> _Data provided_
---------------

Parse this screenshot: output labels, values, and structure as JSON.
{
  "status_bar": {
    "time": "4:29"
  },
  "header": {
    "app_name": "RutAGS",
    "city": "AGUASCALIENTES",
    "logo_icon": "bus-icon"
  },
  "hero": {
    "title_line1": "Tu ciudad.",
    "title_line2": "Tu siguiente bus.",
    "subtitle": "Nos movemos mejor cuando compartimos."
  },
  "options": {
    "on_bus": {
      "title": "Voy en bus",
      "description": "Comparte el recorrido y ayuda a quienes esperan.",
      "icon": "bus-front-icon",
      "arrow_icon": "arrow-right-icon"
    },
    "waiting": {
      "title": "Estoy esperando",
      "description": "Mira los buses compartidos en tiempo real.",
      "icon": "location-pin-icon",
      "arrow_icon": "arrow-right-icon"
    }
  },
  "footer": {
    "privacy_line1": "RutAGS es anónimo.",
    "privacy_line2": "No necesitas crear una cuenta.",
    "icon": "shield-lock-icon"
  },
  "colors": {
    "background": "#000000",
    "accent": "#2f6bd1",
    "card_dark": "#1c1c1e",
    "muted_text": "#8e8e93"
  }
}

---------------

> _Short problem_
Hand back the material above in full, exactly as written.

> _Written answer_
Parse this screenshot: output labels, values, and structure as JSON.
{
  "status_bar": {
    "time": "4:29"
  },
  "header": {
    "app_name": "RutAGS",
    "city": "AGUASCALIENTES",
    "logo_icon": "bus-icon"
  },
  "hero": {
    "title_line1": "Tu ciudad.",
    "title_line2": "Tu siguiente bus.",
    "subtitle": "Nos movemos mejor cuando compartimos."
  },
  "options": {
    "on_bus": {
      "title": "Voy en bus",
      "description": "Comparte el recorrido y ayuda a quienes esperan.",
      "icon": "bus-front-icon",
      "arrow_icon": "arrow-right-icon"
    },
    "waiting": {
      "title": "Estoy esperando",
      "description": "Mira los buses compartidos en tiempo real.",
      "icon": "location-pin-icon",
      "arrow_icon": "arrow-right-icon"
    }
  },
  "footer": {
    "privacy_line1": "RutAGS es anónimo.",
    "privacy_line2": "No necesitas crear una cuenta.",
    "icon": "shield-lock-icon"
  },
  "colors": {
    "background": "#000000",
    "accent": "#2f6bd1",
    "card_dark": "#1c1c1e",
    "muted_text": "#8e8e93"
  }
}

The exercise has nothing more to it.